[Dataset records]
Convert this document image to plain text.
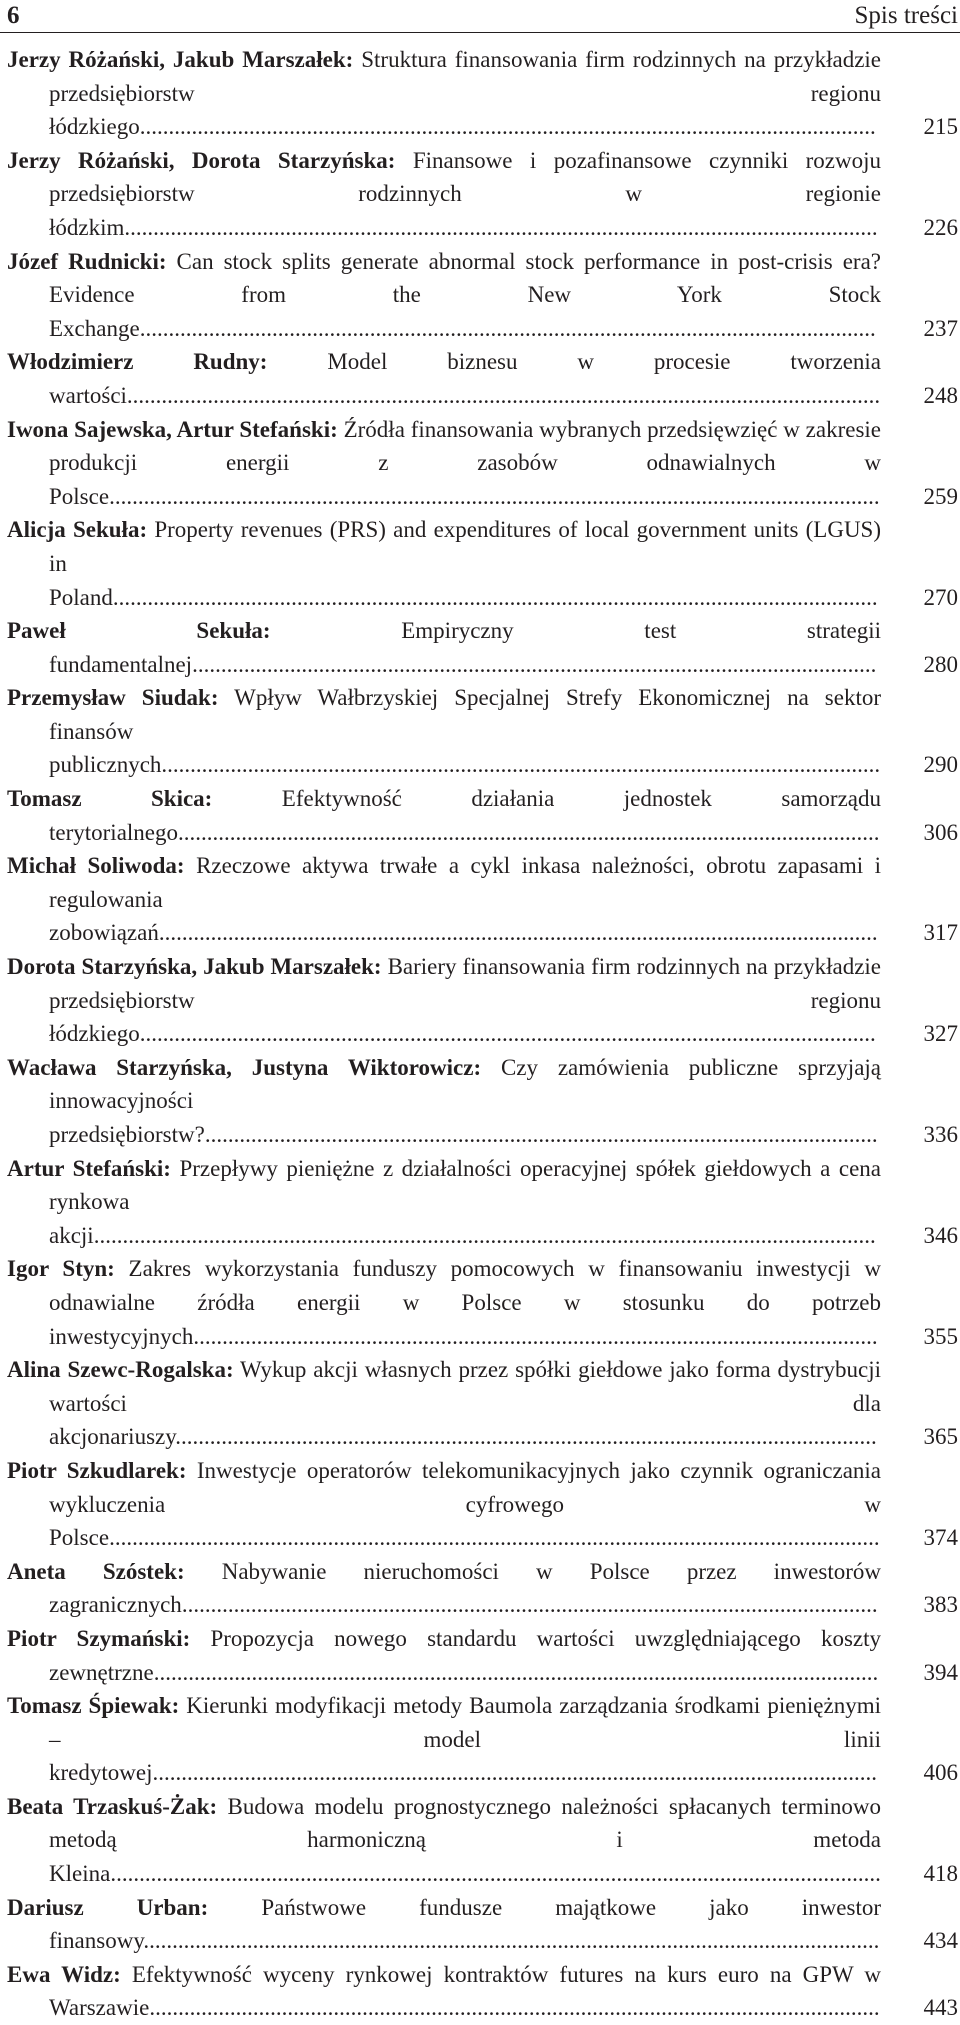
6	Spis treści
Jerzy Różański, Jakub Marszałek: Struktura finansowania firm rodzinnych na przykładzie przedsiębiorstw regionu łódzkiego................................................................................................................................ 215
Jerzy Różański, Dorota Starzyńska: Finansowe i pozafinansowe czynniki rozwoju przedsiębiorstw rodzinnych w regionie łódzkim................................................................................................................................... 226
Józef Rudnicki: Can stock splits generate abnormal stock performance in post-crisis era? Evidence from the New York Stock Exchange................................................................................................................................ 237
Włodzimierz Rudny:	Model biznesu w procesie tworzenia wartości................................................................................................................................... 248
Iwona Sajewska, Artur Stefański: Źródła finansowania wybranych przedsięwzięć w zakresie produkcji energii z zasobów odnawialnych w Polsce...................................................................................................................................... 259
Alicja Sekuła: Property revenues (PRS) and expenditures of local government units (LGUS) in Poland..................................................................................................................................... 270
Paweł Sekuła:	Empiryczny test strategii fundamentalnej....................................................................................................................... 280
Przemysław Siudak: Wpływ Wałbrzyskiej Specjalnej Strefy Ekonomicznej na sektor finansów publicznych............................................................................................................................. 290
Tomasz Skica:	Efektywność działania jednostek samorządu terytorialnego.......................................................................................................................... 306
Michał Soliwoda: Rzeczowe aktywa trwałe a cykl inkasa należności, obrotu zapasami i regulowania zobowiązań............................................................................................................................. 317
Dorota Starzyńska, Jakub Marszałek: Bariery finansowania firm rodzinnych na przykładzie przedsiębiorstw regionu łódzkiego................................................................................................................................ 327
Wacława Starzyńska, Justyna Wiktorowicz: Czy zamówienia publiczne sprzyjają innowacyjności przedsiębiorstw?..................................................................................................................... 336
Artur Stefański: Przepływy pieniężne z działalności operacyjnej spółek giełdowych a cena rynkowa akcji........................................................................................................................................ 346
Igor Styn: Zakres wykorzystania funduszy pomocowych w finansowaniu inwestycji w odnawialne źródła energii w Polsce w stosunku do potrzeb inwestycyjnych....................................................................................................................... 355
Alina Szewc-Rogalska: Wykup akcji własnych przez spółki giełdowe jako forma dystrybucji wartości dla akcjonariuszy.......................................................................................................................... 365
Piotr Szkudlarek: Inwestycje operatorów telekomunikacyjnych jako czynnik ograniczania wykluczenia cyfrowego w Polsce...................................................................................................................................... 374
Aneta Szóstek: Nabywanie nieruchomości w Polsce przez inwestorów zagranicznych......................................................................................................................... 383
Piotr Szymański: Propozycja nowego standardu wartości uwzględniającego koszty zewnętrzne.............................................................................................................................. 394
Tomasz Śpiewak: Kierunki modyfikacji metody Baumola zarządzania środkami pieniężnymi – model linii kredytowej.............................................................................................................................. 406
Beata Trzaskuś-Żak: Budowa modelu prognostycznego należności spłacanych terminowo metodą harmoniczną i metoda Kleina...................................................................................................................................... 418
Dariusz Urban: Państwowe fundusze majątkowe jako inwestor finansowy................................................................................................................................ 434
Ewa Widz: Efektywność wyceny rynkowej kontraktów futures na kurs euro na GPW w Warszawie............................................................................................................................... 443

Task to carry out: Leave the pictures out and output the rest of the listing exactly.

Task output:
Convert this document image to plain text.
6	Spis treści
Jerzy Różański, Jakub Marszałek: Struktura finansowania firm rodzinnych na przykładzie przedsiębiorstw regionu łódzkiego................................................................................................................................ 215
Jerzy Różański, Dorota Starzyńska: Finansowe i pozafinansowe czynniki rozwoju przedsiębiorstw rodzinnych w regionie łódzkim................................................................................................................................... 226
Józef Rudnicki: Can stock splits generate abnormal stock performance in post-crisis era? Evidence from the New York Stock Exchange................................................................................................................................ 237
Włodzimierz Rudny:	Model biznesu w procesie tworzenia wartości................................................................................................................................... 248
Iwona Sajewska, Artur Stefański: Źródła finansowania wybranych przedsięwzięć w zakresie produkcji energii z zasobów odnawialnych w Polsce...................................................................................................................................... 259
Alicja Sekuła: Property revenues (PRS) and expenditures of local government units (LGUS) in Poland..................................................................................................................................... 270
Paweł Sekuła:	Empiryczny test strategii fundamentalnej....................................................................................................................... 280
Przemysław Siudak: Wpływ Wałbrzyskiej Specjalnej Strefy Ekonomicznej na sektor finansów publicznych............................................................................................................................. 290
Tomasz Skica:	Efektywność działania jednostek samorządu terytorialnego.......................................................................................................................... 306
Michał Soliwoda: Rzeczowe aktywa trwałe a cykl inkasa należności, obrotu zapasami i regulowania zobowiązań............................................................................................................................. 317
Dorota Starzyńska, Jakub Marszałek: Bariery finansowania firm rodzinnych na przykładzie przedsiębiorstw regionu łódzkiego................................................................................................................................ 327
Wacława Starzyńska, Justyna Wiktorowicz: Czy zamówienia publiczne sprzyjają innowacyjności przedsiębiorstw?..................................................................................................................... 336
Artur Stefański: Przepływy pieniężne z działalności operacyjnej spółek giełdowych a cena rynkowa akcji........................................................................................................................................ 346
Igor Styn: Zakres wykorzystania funduszy pomocowych w finansowaniu inwestycji w odnawialne źródła energii w Polsce w stosunku do potrzeb inwestycyjnych....................................................................................................................... 355
Alina Szewc-Rogalska: Wykup akcji własnych przez spółki giełdowe jako forma dystrybucji wartości dla akcjonariuszy.......................................................................................................................... 365
Piotr Szkudlarek: Inwestycje operatorów telekomunikacyjnych jako czynnik ograniczania wykluczenia cyfrowego w Polsce...................................................................................................................................... 374
Aneta Szóstek: Nabywanie nieruchomości w Polsce przez inwestorów zagranicznych......................................................................................................................... 383
Piotr Szymański: Propozycja nowego standardu wartości uwzględniającego koszty zewnętrzne.............................................................................................................................. 394
Tomasz Śpiewak: Kierunki modyfikacji metody Baumola zarządzania środkami pieniężnymi – model linii kredytowej.............................................................................................................................. 406
Beata Trzaskuś-Żak: Budowa modelu prognostycznego należności spłacanych terminowo metodą harmoniczną i metoda Kleina...................................................................................................................................... 418
Dariusz Urban: Państwowe fundusze majątkowe jako inwestor finansowy................................................................................................................................ 434
Ewa Widz: Efektywność wyceny rynkowej kontraktów futures na kurs euro na GPW w Warszawie............................................................................................................................... 443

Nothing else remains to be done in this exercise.